_DOCUMENT SOURCE:_

Vers une révolution aux USA ? Quand les forces de l’ordre n’appliquent plus les ordres... (billet d’actualité)

vendredi 4 septembre 2009.
 

Je ne résiste pas au plaisir de mettre en ligne cet article (en italique) d’un blog cité en source concernant la situation présente aux USA. Il fait lui-même référence à un texte d’Ambrose Evans-Pritchard dans un journal britannique de référence (The Telegraph) . J’y ajoute un commentaire personnel.

Une révolution, c’est le passage des forces de répression de l’autre côté de la ligne, parce que les dites forces elles-mêmes sont persuadées qu’il est inutile de continuer.

1905 : les cosaques et la bureaucratie brisent les troubles en Russie. 1917 : les cosaques et la bureaucratie passent aux émeutiers, parce que les émeutes étaient journalières, que les flots de victimes ne décourageaient pas les nouvelles émeutes, avec comme cause la faim.

1979 : la trame fut la même dans l’Iran du Shah. Les centaines de morts et le renforcement des manifestations firent passer la majorité de l’armée dans la neutralité, puis dans l’autre camp. Seuls les immortels de la Garde Impériale combattirent jusqu’au bout.

1979 : Nicaragua, après des semaines de troubles, l’armée de l’air et la marine, puis l’armée de terre passent à l’insurrection. Ne reste plus à Somoza que sa garde présidentielle (15 000 hommes), bien mieux armée et équipée que les 3 corps d’armée. Mais même la garde nationale (la garde présidentielle somoziste) verra l’inanité de combattre une insurrection qui renaissait dès qu’ils avaient tourné les talons. Pire, même l’ambassade américaine trouvera que Somoza commençait à puer.

_ENSEMBLE DE LIGNES:_
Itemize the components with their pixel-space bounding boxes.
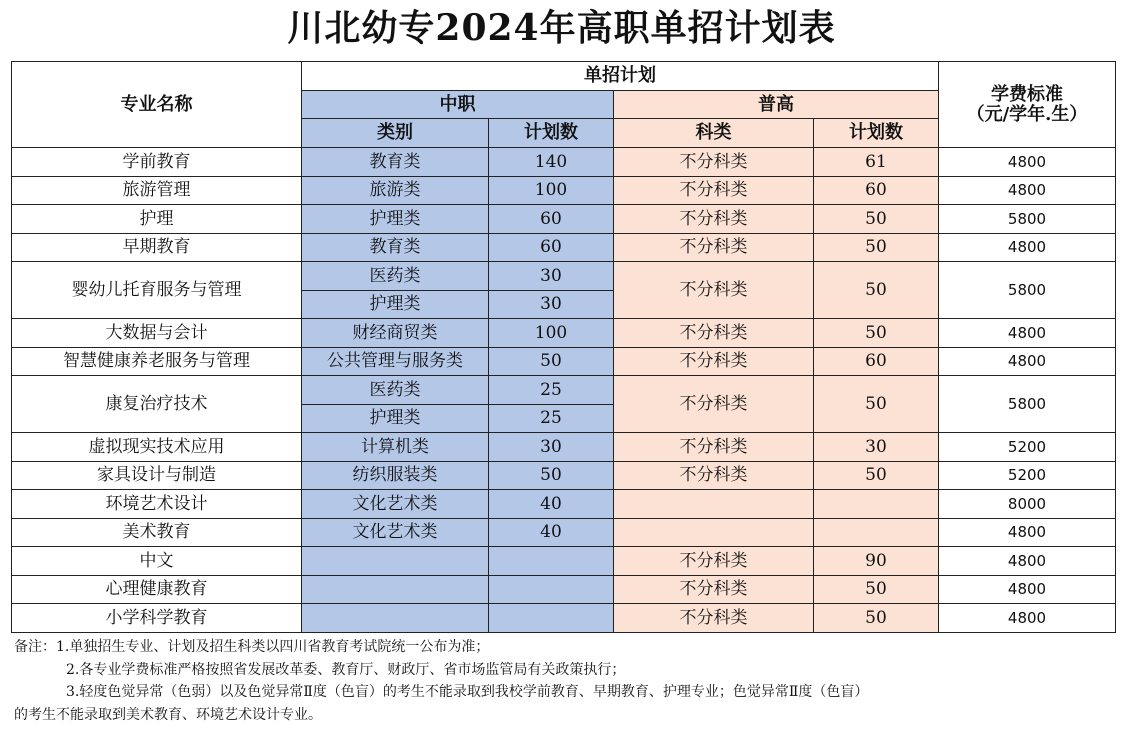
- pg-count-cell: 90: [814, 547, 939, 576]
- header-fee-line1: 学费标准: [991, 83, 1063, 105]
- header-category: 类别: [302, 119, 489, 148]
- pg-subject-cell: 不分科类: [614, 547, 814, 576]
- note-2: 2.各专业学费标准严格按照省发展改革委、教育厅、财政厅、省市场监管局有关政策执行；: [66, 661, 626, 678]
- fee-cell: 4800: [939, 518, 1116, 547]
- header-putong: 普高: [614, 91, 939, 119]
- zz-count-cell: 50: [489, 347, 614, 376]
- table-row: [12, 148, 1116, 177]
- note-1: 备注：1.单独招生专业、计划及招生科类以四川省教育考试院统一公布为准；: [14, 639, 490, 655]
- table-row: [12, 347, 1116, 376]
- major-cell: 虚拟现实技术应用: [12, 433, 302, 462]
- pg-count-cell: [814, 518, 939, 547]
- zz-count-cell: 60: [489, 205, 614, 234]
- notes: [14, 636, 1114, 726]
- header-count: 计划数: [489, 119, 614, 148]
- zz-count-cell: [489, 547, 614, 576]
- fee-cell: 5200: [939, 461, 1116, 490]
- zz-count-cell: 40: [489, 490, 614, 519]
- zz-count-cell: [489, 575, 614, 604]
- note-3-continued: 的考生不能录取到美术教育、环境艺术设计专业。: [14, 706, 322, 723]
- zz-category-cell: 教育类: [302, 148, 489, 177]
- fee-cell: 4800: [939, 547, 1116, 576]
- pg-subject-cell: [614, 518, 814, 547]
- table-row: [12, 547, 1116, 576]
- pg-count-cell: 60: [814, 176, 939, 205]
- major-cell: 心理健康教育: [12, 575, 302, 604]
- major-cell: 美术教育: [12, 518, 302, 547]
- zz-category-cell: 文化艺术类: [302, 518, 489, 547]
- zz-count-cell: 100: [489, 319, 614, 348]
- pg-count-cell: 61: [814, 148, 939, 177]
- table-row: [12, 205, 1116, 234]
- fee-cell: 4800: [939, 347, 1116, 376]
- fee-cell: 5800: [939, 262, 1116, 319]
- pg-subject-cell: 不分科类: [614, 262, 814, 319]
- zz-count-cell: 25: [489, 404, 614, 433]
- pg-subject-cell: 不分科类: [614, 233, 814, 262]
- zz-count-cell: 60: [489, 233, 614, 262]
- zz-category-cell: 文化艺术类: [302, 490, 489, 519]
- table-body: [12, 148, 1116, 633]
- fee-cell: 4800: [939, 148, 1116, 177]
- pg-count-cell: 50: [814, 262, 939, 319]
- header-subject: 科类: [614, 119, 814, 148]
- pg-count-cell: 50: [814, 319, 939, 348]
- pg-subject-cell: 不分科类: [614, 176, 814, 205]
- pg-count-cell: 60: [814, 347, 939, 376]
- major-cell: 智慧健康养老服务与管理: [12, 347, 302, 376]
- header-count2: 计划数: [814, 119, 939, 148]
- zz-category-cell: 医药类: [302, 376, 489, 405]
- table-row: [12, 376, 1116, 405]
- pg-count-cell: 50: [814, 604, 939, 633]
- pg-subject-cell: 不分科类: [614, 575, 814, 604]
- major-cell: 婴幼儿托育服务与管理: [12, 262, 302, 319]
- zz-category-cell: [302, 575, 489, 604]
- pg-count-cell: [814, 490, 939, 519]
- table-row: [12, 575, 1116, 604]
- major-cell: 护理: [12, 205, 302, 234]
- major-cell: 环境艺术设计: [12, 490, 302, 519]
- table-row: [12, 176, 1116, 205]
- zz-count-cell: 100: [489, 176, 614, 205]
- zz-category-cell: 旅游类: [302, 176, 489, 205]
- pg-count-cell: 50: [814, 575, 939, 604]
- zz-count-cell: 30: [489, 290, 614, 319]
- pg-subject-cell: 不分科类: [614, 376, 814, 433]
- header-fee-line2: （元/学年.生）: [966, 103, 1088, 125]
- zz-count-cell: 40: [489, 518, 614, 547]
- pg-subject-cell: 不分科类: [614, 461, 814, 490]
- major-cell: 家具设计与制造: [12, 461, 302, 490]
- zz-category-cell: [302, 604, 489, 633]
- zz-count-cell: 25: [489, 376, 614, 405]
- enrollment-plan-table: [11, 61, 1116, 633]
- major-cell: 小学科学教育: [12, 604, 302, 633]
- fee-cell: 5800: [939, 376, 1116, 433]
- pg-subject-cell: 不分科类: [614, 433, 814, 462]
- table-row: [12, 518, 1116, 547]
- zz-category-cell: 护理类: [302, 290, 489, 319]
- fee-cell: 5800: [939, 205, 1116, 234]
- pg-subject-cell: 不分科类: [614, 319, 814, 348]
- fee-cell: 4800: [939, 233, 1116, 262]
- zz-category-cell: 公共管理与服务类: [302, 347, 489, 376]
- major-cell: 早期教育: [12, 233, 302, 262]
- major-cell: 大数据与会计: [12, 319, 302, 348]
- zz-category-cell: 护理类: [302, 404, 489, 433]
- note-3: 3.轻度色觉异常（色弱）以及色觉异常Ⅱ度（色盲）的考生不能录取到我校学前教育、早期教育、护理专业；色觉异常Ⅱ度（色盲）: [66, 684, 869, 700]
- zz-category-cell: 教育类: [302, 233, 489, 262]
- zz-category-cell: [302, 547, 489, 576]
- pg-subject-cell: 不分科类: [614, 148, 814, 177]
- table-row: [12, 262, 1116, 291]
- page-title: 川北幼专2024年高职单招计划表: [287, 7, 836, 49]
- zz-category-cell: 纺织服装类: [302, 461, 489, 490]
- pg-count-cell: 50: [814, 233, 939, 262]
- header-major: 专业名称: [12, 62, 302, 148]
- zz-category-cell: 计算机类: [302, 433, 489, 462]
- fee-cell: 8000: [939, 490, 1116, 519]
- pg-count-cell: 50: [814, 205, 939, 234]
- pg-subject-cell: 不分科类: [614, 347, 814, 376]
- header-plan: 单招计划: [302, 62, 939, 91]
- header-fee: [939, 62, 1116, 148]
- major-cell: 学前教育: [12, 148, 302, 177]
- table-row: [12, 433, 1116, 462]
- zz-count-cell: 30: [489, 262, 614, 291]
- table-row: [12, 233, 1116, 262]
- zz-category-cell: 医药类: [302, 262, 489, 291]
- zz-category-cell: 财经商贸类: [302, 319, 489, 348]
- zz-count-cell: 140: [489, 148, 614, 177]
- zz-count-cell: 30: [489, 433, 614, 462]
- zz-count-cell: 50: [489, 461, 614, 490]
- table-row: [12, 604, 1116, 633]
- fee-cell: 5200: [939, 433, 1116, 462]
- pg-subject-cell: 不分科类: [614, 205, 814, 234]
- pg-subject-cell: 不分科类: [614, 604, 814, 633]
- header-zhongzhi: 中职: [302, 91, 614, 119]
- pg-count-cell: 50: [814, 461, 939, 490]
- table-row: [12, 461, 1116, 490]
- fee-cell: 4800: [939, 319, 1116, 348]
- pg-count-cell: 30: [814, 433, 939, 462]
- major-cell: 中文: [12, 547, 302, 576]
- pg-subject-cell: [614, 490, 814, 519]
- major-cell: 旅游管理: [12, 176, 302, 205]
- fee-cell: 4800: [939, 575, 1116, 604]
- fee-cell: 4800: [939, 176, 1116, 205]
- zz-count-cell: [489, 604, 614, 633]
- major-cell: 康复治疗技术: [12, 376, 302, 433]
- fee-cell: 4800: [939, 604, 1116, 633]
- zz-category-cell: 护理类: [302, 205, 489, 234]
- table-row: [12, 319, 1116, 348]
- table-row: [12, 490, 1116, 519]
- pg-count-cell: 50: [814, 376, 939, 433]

_PARTIES DE L'EXERCICE:_
1. Indiquez si chacune des affirmations suivantes concorde avec le billet sur les révolutions, en répondant par oui ou par non et en citant exactement les mots du billet qui tranchent. (a) En 1905, les cosaques et la bureaucratie ont brisé les troubles en Russie. (b) En Iran, en 1979, l'armée entière a combattu pour le Shah jusqu'au bout. (c) La garde présidentielle de Somoza comptait 15 000 hommes.
2. Reprenez le billet sur les révolutions à la suite de sa dernière phrase, en poursuivant dans le même ton.

_RÉSULTATS FINAUX:_
1.
(a) Oui : « 1905 : les cosaques et la bureaucratie brisent les troubles en Russie. »
(b) Non : « Seuls les immortels de la Garde Impériale combattirent jusqu’au bout. »
(c) Oui : « Ne reste plus à Somoza que sa garde présidentielle (15 000 hommes) »

2.
Aujourd’hui aux Etats Unis

Simplement, les sheriffs aujourd’hui refusent tranquillement de mettre les gens à la rue. Même refus d’appliquer les ordres et la loi. Il n’y a même pas eu des troubles massifs, seulement le trouble des forces de l’ordre, pas sûres elles-mêmes de ne pas se retrouver dans la même situation bientôt. Aux Etats-Unis, les états n’ont plus un rond.

" Some 342,000 homes were foreclosed in April, pushing a small army of children into a network of charity shelters. This compares to 273,000 homes lost in the entire year of 1932 ".

L’écoeurement, simplement, le sentiment que ce qui est fait ne fait qu’aggraver le mal. Car où vont se retrouver ces familles américaines ? Dans le meilleur des cas dans la famille, dans le pire des cas à la charge des services sociaux débordés et désargentés.

Pendant ce temps, les immeubles sont systématiquement pillés et désossés, leur valeur tombe à zéro, voire devient négative (il faut démolir le reste), le terrain n’est même plus une valeur, et les collectivités locales voient leurs finances fondre.

Cela, les représentants des forces de l’ordre l’ont vu journellement. On comprend donc que localement, ils n’en aient plus rien à battre de mettre les gens à la porte. Pourquoi faire ? Pour que même la banque y perde ? Un mauvais arrangement avec ces familles vaut mieux qu’un bon procès. En attendant, on peut donc noter un début de décomposition interne visible dans cette petite phrase d’Ambrose Evans-Pritchard. Le régime ne peut plus compter sur les forces de l’ordre. Elles ont commencé à s’autonomiser...

Patrick Reymond.

Article d’Ambrose Evans-Pritchard en langue anglaise :

http://www.telegraph.co.uk

Commentaire de Jacques Serieys

Je ne crois évidemment pas à une révolution sociale aux USA dans les mois qui viennent.

Je ne crois pas non plus qu’une déliquescence de l’appareil d’état soit automatiquement favorable à un débouché politique progressiste ; aux Etats Unis, des forces très conservatrices ont plus de chances d’en profiter.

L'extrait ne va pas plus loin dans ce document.